SHORT TASK: Repeat the listing exactly as given, omitting every image.
○ ○ ○ ○
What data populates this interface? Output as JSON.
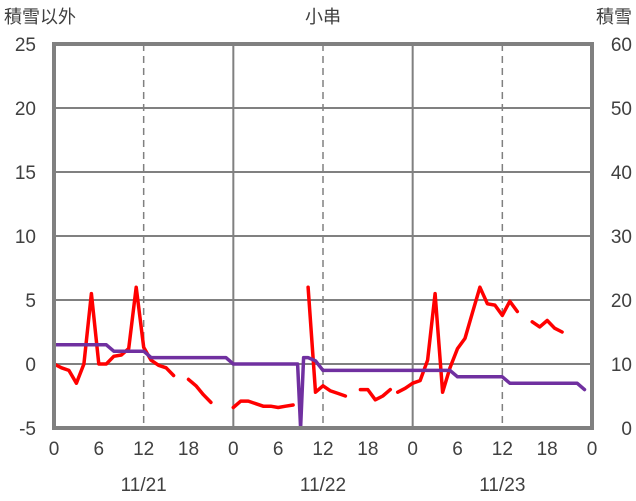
{
  "chart_data": {
    "type": "line",
    "title": "小串",
    "ylabel_left": "積雪以外",
    "ylabel_right": "積雪",
    "y_left": {
      "min": -5,
      "max": 25,
      "ticks": [
        -5,
        0,
        5,
        10,
        15,
        20,
        25
      ]
    },
    "y_right": {
      "min": 0,
      "max": 60,
      "ticks": [
        0,
        10,
        20,
        30,
        40,
        50,
        60
      ]
    },
    "x": {
      "min": 0,
      "max": 72,
      "unit": "hours",
      "tick_hours": [
        0,
        6,
        12,
        18,
        24,
        30,
        36,
        42,
        48,
        54,
        60,
        66,
        72
      ],
      "tick_labels": [
        "0",
        "6",
        "12",
        "18",
        "0",
        "6",
        "12",
        "18",
        "0",
        "6",
        "12",
        "18",
        "0"
      ],
      "day_boundaries": [
        24,
        48
      ],
      "noon_lines": [
        12,
        36,
        60
      ],
      "date_labels": [
        {
          "label": "11/21",
          "hour": 12
        },
        {
          "label": "11/22",
          "hour": 36
        },
        {
          "label": "11/23",
          "hour": 60
        }
      ]
    },
    "grid": "horizontal",
    "series": [
      {
        "axis": "left",
        "color": "#ff0000",
        "points": [
          [
            0,
            0
          ],
          [
            1,
            -0.3
          ],
          [
            2,
            -0.5
          ],
          [
            3,
            -1.5
          ],
          [
            4,
            0
          ],
          [
            5,
            5.5
          ],
          [
            6,
            0
          ],
          [
            7,
            0
          ],
          [
            8,
            0.6
          ],
          [
            9,
            0.7
          ],
          [
            10,
            1.2
          ],
          [
            11,
            6
          ],
          [
            12,
            1.3
          ],
          [
            13,
            0.3
          ],
          [
            14,
            -0.1
          ],
          [
            15,
            -0.3
          ],
          [
            16,
            -0.9
          ],
          null,
          [
            18,
            -1.2
          ],
          [
            19,
            -1.7
          ],
          [
            20,
            -2.4
          ],
          [
            21,
            -3
          ],
          null,
          [
            24,
            -3.4
          ],
          [
            25,
            -2.9
          ],
          [
            26,
            -2.9
          ],
          [
            27,
            -3.1
          ],
          [
            28,
            -3.3
          ],
          [
            29,
            -3.3
          ],
          [
            30,
            -3.4
          ],
          [
            31,
            -3.3
          ],
          [
            32,
            -3.2
          ],
          null,
          [
            34,
            6
          ],
          [
            35,
            -2.2
          ],
          [
            36,
            -1.7
          ],
          [
            37,
            -2.1
          ],
          [
            38,
            -2.3
          ],
          [
            39,
            -2.5
          ],
          null,
          [
            41,
            -2
          ],
          [
            42,
            -2
          ],
          [
            43,
            -2.8
          ],
          [
            44,
            -2.5
          ],
          [
            45,
            -2
          ],
          null,
          [
            46,
            -2.2
          ],
          [
            47,
            -1.9
          ],
          [
            48,
            -1.5
          ],
          [
            49,
            -1.3
          ],
          [
            50,
            0.3
          ],
          [
            51,
            5.5
          ],
          [
            52,
            -2.2
          ],
          [
            53,
            -0.3
          ],
          [
            54,
            1.2
          ],
          [
            55,
            2
          ],
          [
            56,
            4
          ],
          [
            57,
            6
          ],
          [
            58,
            4.7
          ],
          [
            59,
            4.6
          ],
          [
            60,
            3.8
          ],
          [
            61,
            4.9
          ],
          [
            62,
            4.1
          ],
          null,
          [
            64,
            3.3
          ],
          [
            65,
            2.9
          ],
          [
            66,
            3.4
          ],
          [
            67,
            2.8
          ],
          [
            68,
            2.5
          ]
        ]
      },
      {
        "axis": "right",
        "color": "#7030a0",
        "points": [
          [
            0,
            13
          ],
          [
            7,
            13
          ],
          [
            8,
            12
          ],
          [
            12,
            12
          ],
          [
            13,
            11
          ],
          [
            23,
            11
          ],
          [
            24,
            10
          ],
          [
            32.6,
            10
          ],
          [
            33,
            0
          ],
          [
            33.4,
            11
          ],
          [
            34,
            11
          ],
          [
            35,
            10.5
          ],
          [
            36,
            9
          ],
          [
            53,
            9
          ],
          [
            54,
            8
          ],
          [
            60,
            8
          ],
          [
            61,
            7
          ],
          [
            70,
            7
          ],
          [
            71,
            6
          ]
        ]
      }
    ]
  }
}
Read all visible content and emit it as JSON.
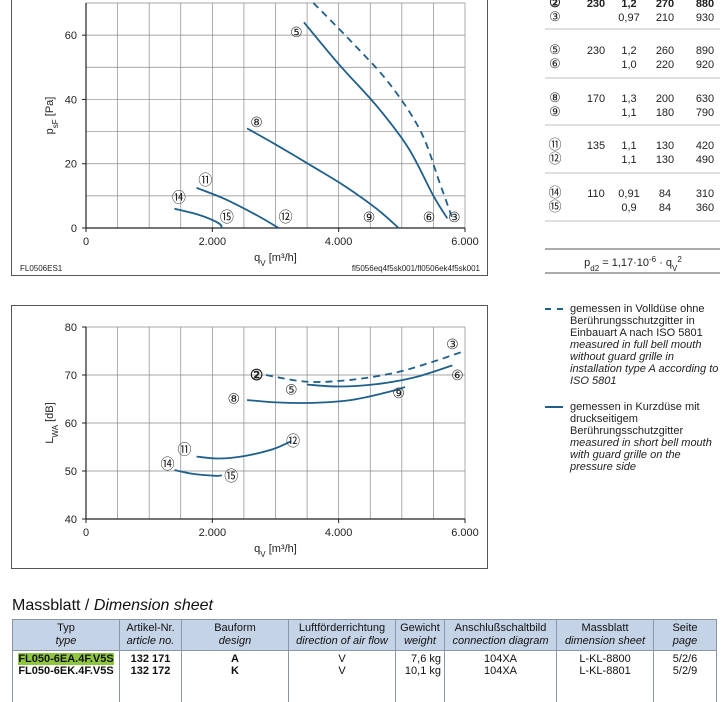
○ ○ ○ ○
EXPECTED ANSWER:
What data populates this interface? Output as JSON.
{
  "chart_data": {
    "type": "line",
    "title": "小串",
    "ylabel_left": "積雪以外",
    "ylabel_right": "積雪",
    "y_left": {
      "min": -5,
      "max": 25,
      "ticks": [
        -5,
        0,
        5,
        10,
        15,
        20,
        25
      ]
    },
    "y_right": {
      "min": 0,
      "max": 60,
      "ticks": [
        0,
        10,
        20,
        30,
        40,
        50,
        60
      ]
    },
    "x": {
      "min": 0,
      "max": 72,
      "unit": "hours",
      "tick_hours": [
        0,
        6,
        12,
        18,
        24,
        30,
        36,
        42,
        48,
        54,
        60,
        66,
        72
      ],
      "tick_labels": [
        "0",
        "6",
        "12",
        "18",
        "0",
        "6",
        "12",
        "18",
        "0",
        "6",
        "12",
        "18",
        "0"
      ],
      "day_boundaries": [
        24,
        48
      ],
      "noon_lines": [
        12,
        36,
        60
      ],
      "date_labels": [
        {
          "label": "11/21",
          "hour": 12
        },
        {
          "label": "11/22",
          "hour": 36
        },
        {
          "label": "11/23",
          "hour": 60
        }
      ]
    },
    "grid": "horizontal",
    "series": [
      {
        "axis": "left",
        "color": "#ff0000",
        "points": [
          [
            0,
            0
          ],
          [
            1,
            -0.3
          ],
          [
            2,
            -0.5
          ],
          [
            3,
            -1.5
          ],
          [
            4,
            0
          ],
          [
            5,
            5.5
          ],
          [
            6,
            0
          ],
          [
            7,
            0
          ],
          [
            8,
            0.6
          ],
          [
            9,
            0.7
          ],
          [
            10,
            1.2
          ],
          [
            11,
            6
          ],
          [
            12,
            1.3
          ],
          [
            13,
            0.3
          ],
          [
            14,
            -0.1
          ],
          [
            15,
            -0.3
          ],
          [
            16,
            -0.9
          ],
          null,
          [
            18,
            -1.2
          ],
          [
            19,
            -1.7
          ],
          [
            20,
            -2.4
          ],
          [
            21,
            -3
          ],
          null,
          [
            24,
            -3.4
          ],
          [
            25,
            -2.9
          ],
          [
            26,
            -2.9
          ],
          [
            27,
            -3.1
          ],
          [
            28,
            -3.3
          ],
          [
            29,
            -3.3
          ],
          [
            30,
            -3.4
          ],
          [
            31,
            -3.3
          ],
          [
            32,
            -3.2
          ],
          null,
          [
            34,
            6
          ],
          [
            35,
            -2.2
          ],
          [
            36,
            -1.7
          ],
          [
            37,
            -2.1
          ],
          [
            38,
            -2.3
          ],
          [
            39,
            -2.5
          ],
          null,
          [
            41,
            -2
          ],
          [
            42,
            -2
          ],
          [
            43,
            -2.8
          ],
          [
            44,
            -2.5
          ],
          [
            45,
            -2
          ],
          null,
          [
            46,
            -2.2
          ],
          [
            47,
            -1.9
          ],
          [
            48,
            -1.5
          ],
          [
            49,
            -1.3
          ],
          [
            50,
            0.3
          ],
          [
            51,
            5.5
          ],
          [
            52,
            -2.2
          ],
          [
            53,
            -0.3
          ],
          [
            54,
            1.2
          ],
          [
            55,
            2
          ],
          [
            56,
            4
          ],
          [
            57,
            6
          ],
          [
            58,
            4.7
          ],
          [
            59,
            4.6
          ],
          [
            60,
            3.8
          ],
          [
            61,
            4.9
          ],
          [
            62,
            4.1
          ],
          null,
          [
            64,
            3.3
          ],
          [
            65,
            2.9
          ],
          [
            66,
            3.4
          ],
          [
            67,
            2.8
          ],
          [
            68,
            2.5
          ]
        ]
      },
      {
        "axis": "right",
        "color": "#7030a0",
        "points": [
          [
            0,
            13
          ],
          [
            7,
            13
          ],
          [
            8,
            12
          ],
          [
            12,
            12
          ],
          [
            13,
            11
          ],
          [
            23,
            11
          ],
          [
            24,
            10
          ],
          [
            32.6,
            10
          ],
          [
            33,
            0
          ],
          [
            33.4,
            11
          ],
          [
            34,
            11
          ],
          [
            35,
            10.5
          ],
          [
            36,
            9
          ],
          [
            53,
            9
          ],
          [
            54,
            8
          ],
          [
            60,
            8
          ],
          [
            61,
            7
          ],
          [
            70,
            7
          ],
          [
            71,
            6
          ]
        ]
      }
    ]
  }
}
Read all visible content and emit it as JSON.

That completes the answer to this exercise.